======== DATA ENTRIES

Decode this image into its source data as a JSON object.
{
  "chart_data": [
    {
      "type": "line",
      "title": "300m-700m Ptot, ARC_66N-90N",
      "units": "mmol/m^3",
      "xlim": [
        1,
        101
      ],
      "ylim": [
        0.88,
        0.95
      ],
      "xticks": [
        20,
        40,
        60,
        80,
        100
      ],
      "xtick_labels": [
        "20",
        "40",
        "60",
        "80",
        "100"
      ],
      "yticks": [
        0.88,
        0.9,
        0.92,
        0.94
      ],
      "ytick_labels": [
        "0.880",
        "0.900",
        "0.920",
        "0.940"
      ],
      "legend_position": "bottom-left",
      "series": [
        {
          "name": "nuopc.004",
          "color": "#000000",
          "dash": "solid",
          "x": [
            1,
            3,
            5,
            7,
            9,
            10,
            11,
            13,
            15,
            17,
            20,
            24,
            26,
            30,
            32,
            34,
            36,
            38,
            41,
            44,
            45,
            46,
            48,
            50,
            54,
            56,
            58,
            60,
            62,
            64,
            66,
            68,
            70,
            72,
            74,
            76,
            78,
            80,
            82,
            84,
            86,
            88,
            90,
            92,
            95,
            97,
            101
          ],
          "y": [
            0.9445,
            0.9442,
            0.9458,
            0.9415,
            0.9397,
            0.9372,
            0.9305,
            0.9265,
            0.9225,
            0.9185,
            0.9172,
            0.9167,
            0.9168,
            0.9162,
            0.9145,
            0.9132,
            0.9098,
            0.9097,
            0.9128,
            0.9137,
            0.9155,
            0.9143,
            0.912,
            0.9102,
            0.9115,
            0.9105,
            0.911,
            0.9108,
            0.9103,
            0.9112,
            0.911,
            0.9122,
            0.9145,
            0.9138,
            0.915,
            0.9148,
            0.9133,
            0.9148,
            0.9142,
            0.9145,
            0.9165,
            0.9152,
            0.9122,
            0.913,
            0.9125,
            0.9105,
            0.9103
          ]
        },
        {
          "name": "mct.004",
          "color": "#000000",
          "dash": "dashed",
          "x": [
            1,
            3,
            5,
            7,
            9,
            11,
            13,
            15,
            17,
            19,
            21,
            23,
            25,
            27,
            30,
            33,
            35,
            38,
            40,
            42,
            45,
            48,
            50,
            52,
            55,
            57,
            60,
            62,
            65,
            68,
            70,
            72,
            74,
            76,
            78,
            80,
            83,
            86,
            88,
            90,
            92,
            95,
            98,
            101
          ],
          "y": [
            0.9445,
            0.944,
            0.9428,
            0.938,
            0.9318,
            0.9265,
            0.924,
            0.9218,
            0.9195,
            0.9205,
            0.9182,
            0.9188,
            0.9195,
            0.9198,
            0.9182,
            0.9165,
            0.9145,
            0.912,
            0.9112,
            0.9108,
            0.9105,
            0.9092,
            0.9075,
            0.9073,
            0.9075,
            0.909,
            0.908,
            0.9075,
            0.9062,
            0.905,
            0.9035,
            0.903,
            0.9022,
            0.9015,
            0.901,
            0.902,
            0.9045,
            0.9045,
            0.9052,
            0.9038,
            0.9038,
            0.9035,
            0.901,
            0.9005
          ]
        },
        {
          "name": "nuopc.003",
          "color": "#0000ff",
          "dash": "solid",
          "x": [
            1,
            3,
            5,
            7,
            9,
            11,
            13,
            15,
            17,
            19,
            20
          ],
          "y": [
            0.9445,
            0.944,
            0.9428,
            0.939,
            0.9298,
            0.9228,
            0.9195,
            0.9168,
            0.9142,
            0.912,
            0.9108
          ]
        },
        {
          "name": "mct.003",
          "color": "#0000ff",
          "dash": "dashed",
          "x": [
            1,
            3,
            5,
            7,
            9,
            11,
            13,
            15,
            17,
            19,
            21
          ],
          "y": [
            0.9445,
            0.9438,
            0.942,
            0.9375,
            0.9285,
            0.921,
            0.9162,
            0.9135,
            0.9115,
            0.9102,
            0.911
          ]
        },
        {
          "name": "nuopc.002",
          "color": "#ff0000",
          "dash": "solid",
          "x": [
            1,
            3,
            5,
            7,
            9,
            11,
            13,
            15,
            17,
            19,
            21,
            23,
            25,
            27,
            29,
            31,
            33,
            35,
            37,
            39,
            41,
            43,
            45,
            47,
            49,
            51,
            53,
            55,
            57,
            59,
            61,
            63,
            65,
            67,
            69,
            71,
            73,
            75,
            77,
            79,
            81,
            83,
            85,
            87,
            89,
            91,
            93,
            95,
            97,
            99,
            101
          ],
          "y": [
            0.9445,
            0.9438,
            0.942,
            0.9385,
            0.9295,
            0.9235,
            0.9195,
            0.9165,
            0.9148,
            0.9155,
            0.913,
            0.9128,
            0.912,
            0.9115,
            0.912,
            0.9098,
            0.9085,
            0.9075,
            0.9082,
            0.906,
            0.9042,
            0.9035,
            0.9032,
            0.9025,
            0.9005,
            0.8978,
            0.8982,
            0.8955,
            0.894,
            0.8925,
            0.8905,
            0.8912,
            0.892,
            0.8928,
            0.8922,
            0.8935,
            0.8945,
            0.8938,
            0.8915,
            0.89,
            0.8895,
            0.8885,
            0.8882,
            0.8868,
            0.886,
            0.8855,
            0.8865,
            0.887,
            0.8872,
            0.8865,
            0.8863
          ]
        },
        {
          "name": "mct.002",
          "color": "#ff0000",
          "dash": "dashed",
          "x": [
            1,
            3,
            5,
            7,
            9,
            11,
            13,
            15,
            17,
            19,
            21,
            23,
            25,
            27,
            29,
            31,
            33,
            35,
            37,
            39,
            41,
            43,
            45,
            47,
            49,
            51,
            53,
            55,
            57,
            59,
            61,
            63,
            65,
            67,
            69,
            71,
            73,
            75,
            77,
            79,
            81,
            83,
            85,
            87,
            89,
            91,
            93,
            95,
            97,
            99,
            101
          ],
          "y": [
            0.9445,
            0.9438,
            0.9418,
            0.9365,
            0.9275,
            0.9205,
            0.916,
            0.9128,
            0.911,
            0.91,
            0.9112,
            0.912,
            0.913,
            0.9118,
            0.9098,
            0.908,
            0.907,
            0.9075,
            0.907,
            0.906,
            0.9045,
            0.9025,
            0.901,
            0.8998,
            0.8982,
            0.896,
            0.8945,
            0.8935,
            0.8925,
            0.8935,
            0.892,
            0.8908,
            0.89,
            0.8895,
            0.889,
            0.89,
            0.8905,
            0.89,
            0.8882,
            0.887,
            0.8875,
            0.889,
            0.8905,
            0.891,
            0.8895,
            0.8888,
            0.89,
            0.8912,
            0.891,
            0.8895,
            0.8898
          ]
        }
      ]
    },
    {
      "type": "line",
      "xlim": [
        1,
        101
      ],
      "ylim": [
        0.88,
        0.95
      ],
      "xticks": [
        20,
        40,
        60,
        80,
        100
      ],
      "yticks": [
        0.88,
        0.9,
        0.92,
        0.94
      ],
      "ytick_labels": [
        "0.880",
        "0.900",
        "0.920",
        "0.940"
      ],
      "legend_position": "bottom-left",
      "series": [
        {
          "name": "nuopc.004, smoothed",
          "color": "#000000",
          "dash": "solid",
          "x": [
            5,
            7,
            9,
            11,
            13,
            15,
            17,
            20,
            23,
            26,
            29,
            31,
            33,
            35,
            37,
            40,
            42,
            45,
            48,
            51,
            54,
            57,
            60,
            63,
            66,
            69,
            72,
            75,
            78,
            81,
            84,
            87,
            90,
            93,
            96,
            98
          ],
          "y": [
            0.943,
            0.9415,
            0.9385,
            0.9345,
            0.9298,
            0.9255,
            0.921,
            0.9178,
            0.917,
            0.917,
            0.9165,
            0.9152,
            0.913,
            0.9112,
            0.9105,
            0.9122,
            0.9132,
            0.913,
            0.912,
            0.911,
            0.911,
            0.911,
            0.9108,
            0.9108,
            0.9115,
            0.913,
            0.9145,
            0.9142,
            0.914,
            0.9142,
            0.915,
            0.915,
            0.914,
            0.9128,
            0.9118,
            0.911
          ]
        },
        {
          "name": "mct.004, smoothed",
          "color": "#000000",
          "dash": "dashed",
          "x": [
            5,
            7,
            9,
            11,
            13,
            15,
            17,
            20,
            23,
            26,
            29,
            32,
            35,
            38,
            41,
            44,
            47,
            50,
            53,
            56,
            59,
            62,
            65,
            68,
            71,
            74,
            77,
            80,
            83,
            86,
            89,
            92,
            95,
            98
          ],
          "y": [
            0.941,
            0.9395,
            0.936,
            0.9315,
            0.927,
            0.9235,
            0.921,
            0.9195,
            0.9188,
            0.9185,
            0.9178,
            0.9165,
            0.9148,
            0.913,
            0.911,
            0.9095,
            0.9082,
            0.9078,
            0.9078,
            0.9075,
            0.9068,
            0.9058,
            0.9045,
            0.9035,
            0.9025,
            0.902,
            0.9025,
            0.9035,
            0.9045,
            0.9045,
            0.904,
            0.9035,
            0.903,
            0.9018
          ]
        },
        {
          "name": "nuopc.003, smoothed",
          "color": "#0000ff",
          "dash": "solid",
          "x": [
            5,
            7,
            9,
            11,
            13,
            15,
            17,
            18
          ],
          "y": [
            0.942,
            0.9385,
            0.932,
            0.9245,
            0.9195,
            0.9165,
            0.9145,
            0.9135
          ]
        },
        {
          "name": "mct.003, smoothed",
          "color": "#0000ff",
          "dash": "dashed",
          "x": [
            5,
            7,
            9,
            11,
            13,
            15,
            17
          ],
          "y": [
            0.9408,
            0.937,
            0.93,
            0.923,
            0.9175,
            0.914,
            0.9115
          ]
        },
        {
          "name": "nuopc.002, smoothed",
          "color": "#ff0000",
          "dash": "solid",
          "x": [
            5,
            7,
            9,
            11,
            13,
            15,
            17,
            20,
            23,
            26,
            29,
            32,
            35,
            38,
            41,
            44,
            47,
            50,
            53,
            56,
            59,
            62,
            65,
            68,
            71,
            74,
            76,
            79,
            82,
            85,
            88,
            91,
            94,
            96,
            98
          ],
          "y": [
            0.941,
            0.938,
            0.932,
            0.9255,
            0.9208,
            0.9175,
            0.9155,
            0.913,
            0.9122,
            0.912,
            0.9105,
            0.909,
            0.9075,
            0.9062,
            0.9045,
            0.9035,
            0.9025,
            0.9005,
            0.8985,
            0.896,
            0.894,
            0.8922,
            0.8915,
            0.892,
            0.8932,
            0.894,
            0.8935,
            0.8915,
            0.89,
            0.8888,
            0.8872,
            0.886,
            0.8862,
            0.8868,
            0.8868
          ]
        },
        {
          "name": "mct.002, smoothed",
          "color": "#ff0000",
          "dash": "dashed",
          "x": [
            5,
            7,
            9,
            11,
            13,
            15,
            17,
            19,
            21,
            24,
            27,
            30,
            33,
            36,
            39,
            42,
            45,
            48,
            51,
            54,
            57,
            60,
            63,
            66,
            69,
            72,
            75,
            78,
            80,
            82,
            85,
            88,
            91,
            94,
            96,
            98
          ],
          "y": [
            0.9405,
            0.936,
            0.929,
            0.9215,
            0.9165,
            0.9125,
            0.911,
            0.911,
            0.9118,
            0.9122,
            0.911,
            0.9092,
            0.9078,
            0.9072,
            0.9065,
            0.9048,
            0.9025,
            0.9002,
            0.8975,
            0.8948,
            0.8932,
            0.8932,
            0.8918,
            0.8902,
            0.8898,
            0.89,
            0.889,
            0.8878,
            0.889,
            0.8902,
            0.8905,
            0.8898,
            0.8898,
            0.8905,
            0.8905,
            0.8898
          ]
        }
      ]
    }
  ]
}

================

• [REQUEST] Find every line in the records that contains the word "name"; copy those lines.

• [RESULT OF THE EXERCISE]
          "name": "nuopc.004",
          "name": "mct.004",
          "name": "nuopc.003",
          "name": "mct.003",
          "name": "nuopc.002",
          "name": "mct.002",
          "name": "nuopc.004, smoothed",
          "name": "mct.004, smoothed",
          "name": "nuopc.003, smoothed",
          "name": "mct.003, smoothed",
          "name": "nuopc.002, smoothed",
          "name": "mct.002, smoothed",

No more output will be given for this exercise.